- [SET EXERCISE]: Check each line of the material. Copy those containing "dolore".

Data entries:

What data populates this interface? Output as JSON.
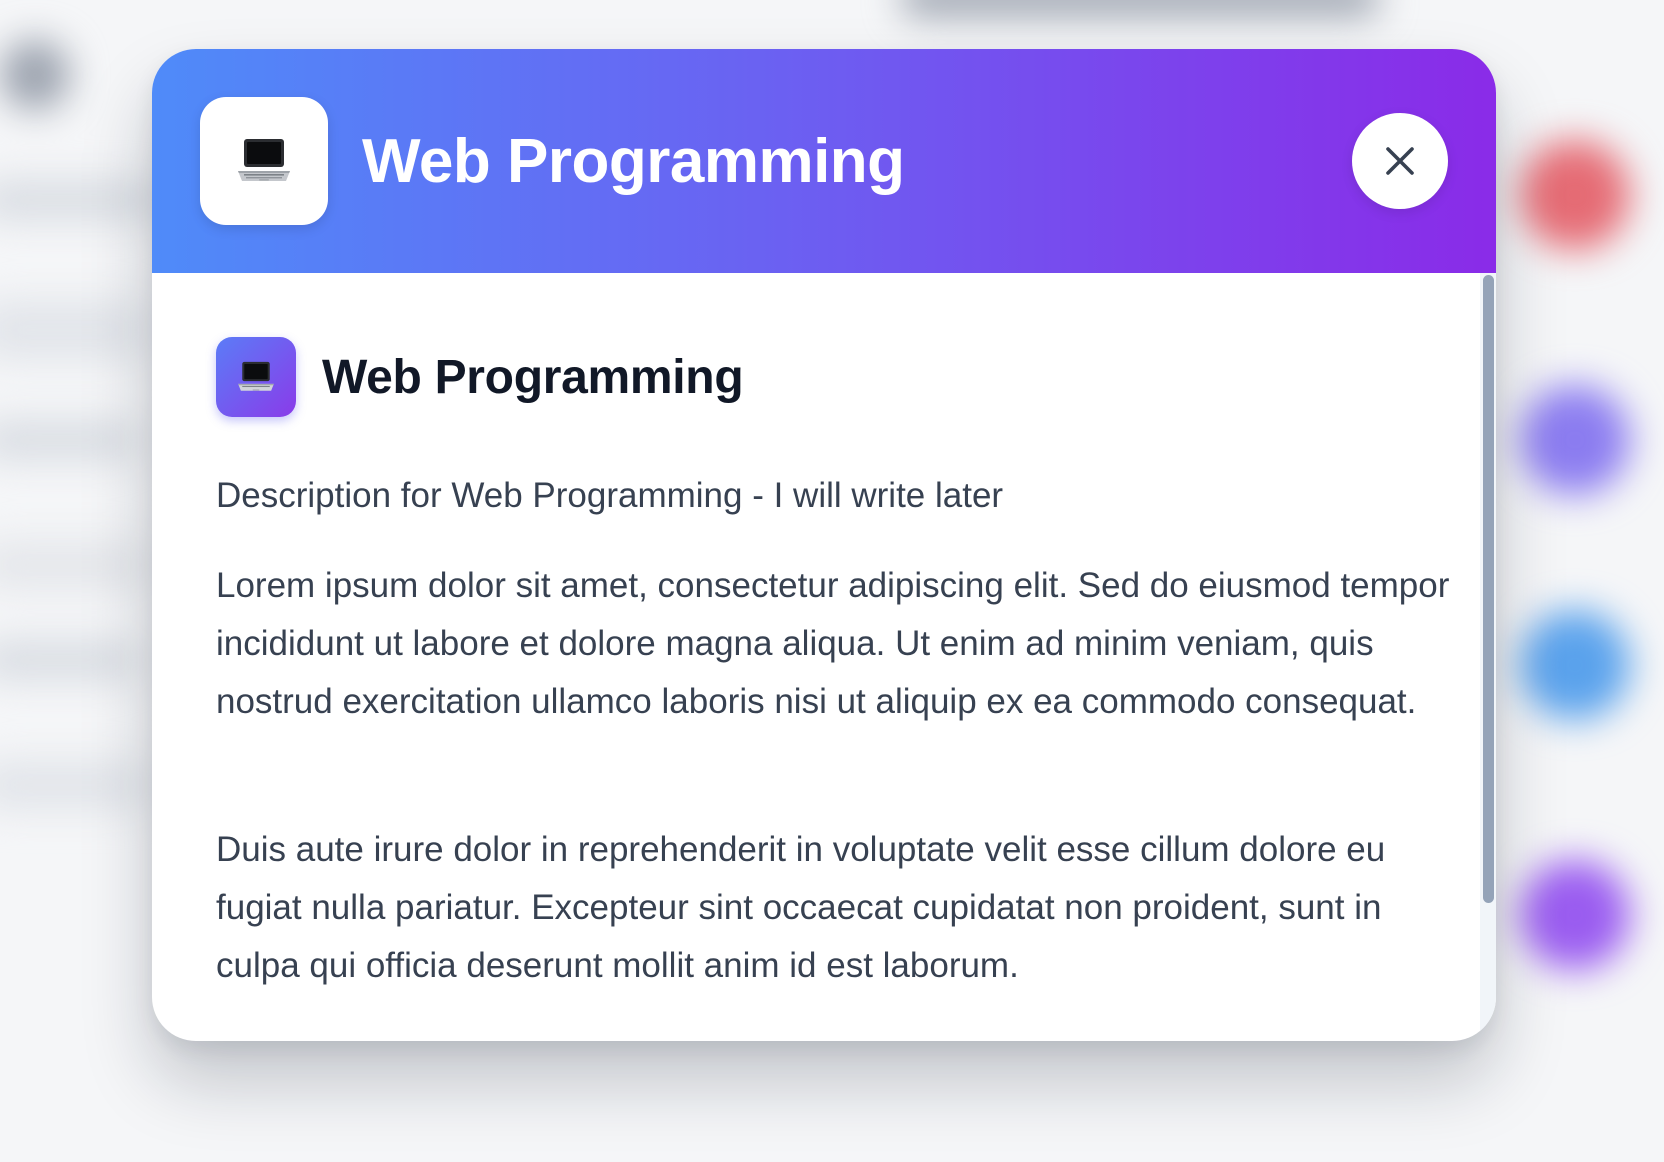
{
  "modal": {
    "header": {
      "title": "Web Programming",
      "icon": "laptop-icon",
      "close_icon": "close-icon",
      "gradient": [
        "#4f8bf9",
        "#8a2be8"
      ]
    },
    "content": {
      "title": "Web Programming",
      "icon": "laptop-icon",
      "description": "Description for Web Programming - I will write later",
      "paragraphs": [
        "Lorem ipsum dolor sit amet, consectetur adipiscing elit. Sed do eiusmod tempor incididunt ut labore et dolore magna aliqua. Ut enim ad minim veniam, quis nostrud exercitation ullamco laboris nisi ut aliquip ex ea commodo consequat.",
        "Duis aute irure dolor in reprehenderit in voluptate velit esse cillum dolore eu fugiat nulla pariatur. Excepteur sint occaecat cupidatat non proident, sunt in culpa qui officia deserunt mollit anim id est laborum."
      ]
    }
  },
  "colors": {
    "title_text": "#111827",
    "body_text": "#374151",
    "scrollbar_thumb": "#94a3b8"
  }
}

- [FINISHED EXERCISE]:
        "Lorem ipsum dolor sit amet, consectetur adipiscing elit. Sed do eiusmod tempor incididunt ut labore et dolore magna aliqua. Ut enim ad minim veniam, quis nostrud exercitation ullamco laboris nisi ut aliquip ex ea commodo consequat.",
        "Duis aute irure dolor in reprehenderit in voluptate velit esse cillum dolore eu fugiat nulla pariatur. Excepteur sint occaecat cupidatat non proident, sunt in culpa qui officia deserunt mollit anim id est laborum."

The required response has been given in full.